Copy out the material below in full, but not its images.
*****
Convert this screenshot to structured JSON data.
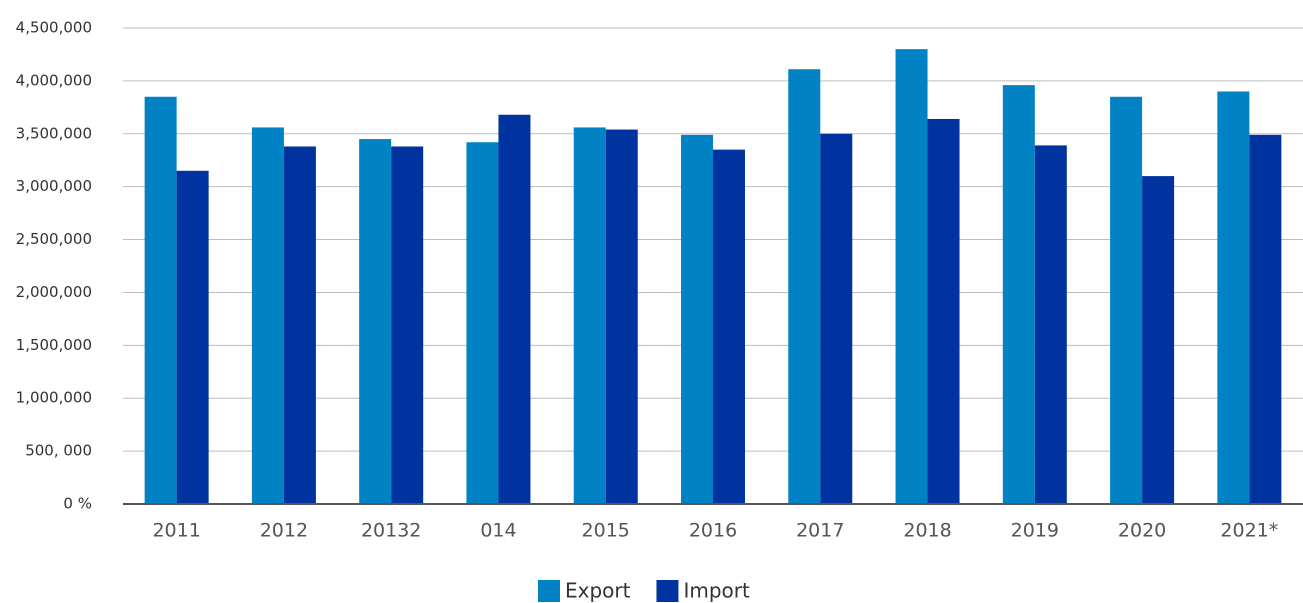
{
  "chart_data": {
    "type": "bar",
    "categories": [
      "2011",
      "2012",
      "20132",
      "014",
      "2015",
      "2016",
      "2017",
      "2018",
      "2019",
      "2020",
      "2021*"
    ],
    "series": [
      {
        "name": "Export",
        "color": "#0082c4",
        "values": [
          3850000,
          3560000,
          3450000,
          3420000,
          3560000,
          3490000,
          4110000,
          4300000,
          3960000,
          3850000,
          3900000
        ]
      },
      {
        "name": "Import",
        "color": "#0033a0",
        "values": [
          3150000,
          3380000,
          3380000,
          3680000,
          3540000,
          3350000,
          3500000,
          3640000,
          3390000,
          3100000,
          3490000
        ]
      }
    ],
    "ylim": [
      0,
      4500000
    ],
    "yticks": [
      {
        "value": 0,
        "label": "0 %"
      },
      {
        "value": 500000,
        "label": "500, 000"
      },
      {
        "value": 1000000,
        "label": "1,000,000"
      },
      {
        "value": 1500000,
        "label": "1,500,000"
      },
      {
        "value": 2000000,
        "label": "2,000,000"
      },
      {
        "value": 2500000,
        "label": "2,500,000"
      },
      {
        "value": 3000000,
        "label": "3,000,000"
      },
      {
        "value": 3500000,
        "label": "3,500,000"
      },
      {
        "value": 4000000,
        "label": "4,000,000"
      },
      {
        "value": 4500000,
        "label": "4,500,000"
      }
    ],
    "grid": true,
    "legend": "bottom"
  }
}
*****
> _Exercise answer_
Convert this screenshot to structured JSON data.
{
  "chart_data": {
    "type": "bar",
    "categories": [
      "2011",
      "2012",
      "20132",
      "014",
      "2015",
      "2016",
      "2017",
      "2018",
      "2019",
      "2020",
      "2021*"
    ],
    "series": [
      {
        "name": "Export",
        "color": "#0082c4",
        "values": [
          3850000,
          3560000,
          3450000,
          3420000,
          3560000,
          3490000,
          4110000,
          4300000,
          3960000,
          3850000,
          3900000
        ]
      },
      {
        "name": "Import",
        "color": "#0033a0",
        "values": [
          3150000,
          3380000,
          3380000,
          3680000,
          3540000,
          3350000,
          3500000,
          3640000,
          3390000,
          3100000,
          3490000
        ]
      }
    ],
    "ylim": [
      0,
      4500000
    ],
    "yticks": [
      {
        "value": 0,
        "label": "0 %"
      },
      {
        "value": 500000,
        "label": "500, 000"
      },
      {
        "value": 1000000,
        "label": "1,000,000"
      },
      {
        "value": 1500000,
        "label": "1,500,000"
      },
      {
        "value": 2000000,
        "label": "2,000,000"
      },
      {
        "value": 2500000,
        "label": "2,500,000"
      },
      {
        "value": 3000000,
        "label": "3,000,000"
      },
      {
        "value": 3500000,
        "label": "3,500,000"
      },
      {
        "value": 4000000,
        "label": "4,000,000"
      },
      {
        "value": 4500000,
        "label": "4,500,000"
      }
    ],
    "grid": true,
    "legend": "bottom"
  }
}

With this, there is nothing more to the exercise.